== Task requirements ==
Restate the full listing word for word and leave the pictures out.

Stored records:
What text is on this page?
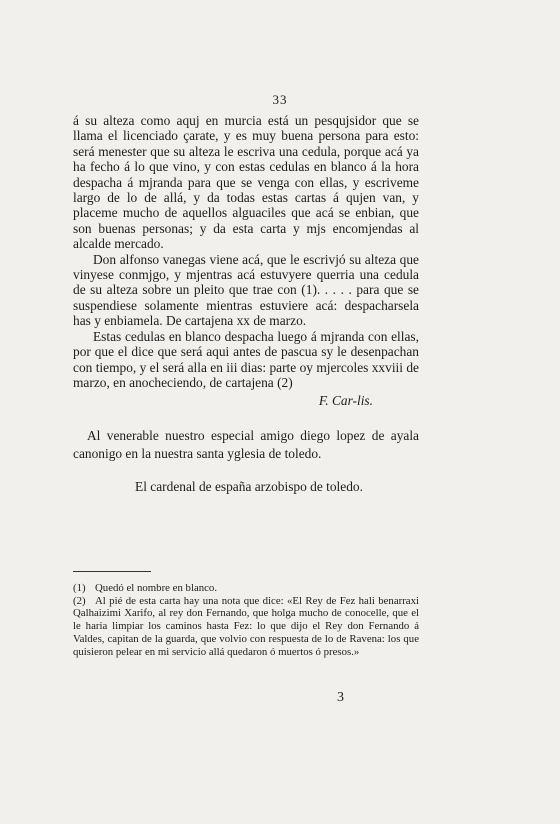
33

á su alteza como aquj en murcia está un pesqujsidor que se llama el licenciado çarate, y es muy buena persona para esto: será menester que su alteza le escriva una cedula, porque acá ya ha fecho á lo que vino, y con estas cedulas en blanco á la hora despacha á mjranda para que se venga con ellas, y escriveme largo de lo de allá, y da todas estas cartas á qujen van, y placeme mucho de aquellos alguaciles que acá se enbian, que son buenas personas; y da esta carta y mjs encomjendas al alcalde mercado.

Don alfonso vanegas viene acá, que le escrivjó su alteza que vinyese conmjgo, y mjentras acá estuvyere querria una cedula de su alteza sobre un pleito que trae con (1). . . . . para que se suspendiese solamente mientras estuviere acá: despacharsela has y enbiamela. De cartajena xx de marzo.

Estas cedulas en blanco despacha luego á mjranda con ellas, por que el dice que será aqui antes de pascua sy le desenpachan con tiempo, y el será alla en iii dias: parte oy mjercoles xxviii de marzo, en anocheciendo, de cartajena (2)

F. Car-lis.

Al venerable nuestro especial amigo diego lopez de ayala canonigo en la nuestra santa yglesia de toledo.

El cardenal de españa arzobispo de toledo.

(1) Quedó el nombre en blanco.

(2) Al pié de esta carta hay una nota que dice: «El Rey de Fez hali benarraxi Qalhaizimi Xarifo, al rey don Fernando, que holga mucho de conocelle, que el le haria limpiar los caminos hasta Fez: lo que dijo el Rey don Fernando á Valdes, capitan de la guarda, que volvio con respuesta de lo de Ravena: los que quisieron pelear en mi servicio allá quedaron ó muertos ó presos.»

3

== Solution ==
What text is on this page?
33

á su alteza como aquj en murcia está un pesqujsidor que se llama el licenciado çarate, y es muy buena persona para esto: será menester que su alteza le escriva una cedula, porque acá ya ha fecho á lo que vino, y con estas cedulas en blanco á la hora despacha á mjranda para que se venga con ellas, y escriveme largo de lo de allá, y da todas estas cartas á qujen van, y placeme mucho de aquellos alguaciles que acá se enbian, que son buenas personas; y da esta carta y mjs encomjendas al alcalde mercado.

Don alfonso vanegas viene acá, que le escrivjó su alteza que vinyese conmjgo, y mjentras acá estuvyere querria una cedula de su alteza sobre un pleito que trae con (1). . . . . para que se suspendiese solamente mientras estuviere acá: despacharsela has y enbiamela. De cartajena xx de marzo.

Estas cedulas en blanco despacha luego á mjranda con ellas, por que el dice que será aqui antes de pascua sy le desenpachan con tiempo, y el será alla en iii dias: parte oy mjercoles xxviii de marzo, en anocheciendo, de cartajena (2)

F. Car-lis.

Al venerable nuestro especial amigo diego lopez de ayala canonigo en la nuestra santa yglesia de toledo.

El cardenal de españa arzobispo de toledo.

(1) Quedó el nombre en blanco.

(2) Al pié de esta carta hay una nota que dice: «El Rey de Fez hali benarraxi Qalhaizimi Xarifo, al rey don Fernando, que holga mucho de conocelle, que el le haria limpiar los caminos hasta Fez: lo que dijo el Rey don Fernando á Valdes, capitan de la guarda, que volvio con respuesta de lo de Ravena: los que quisieron pelear en mi servicio allá quedaron ó muertos ó presos.»

3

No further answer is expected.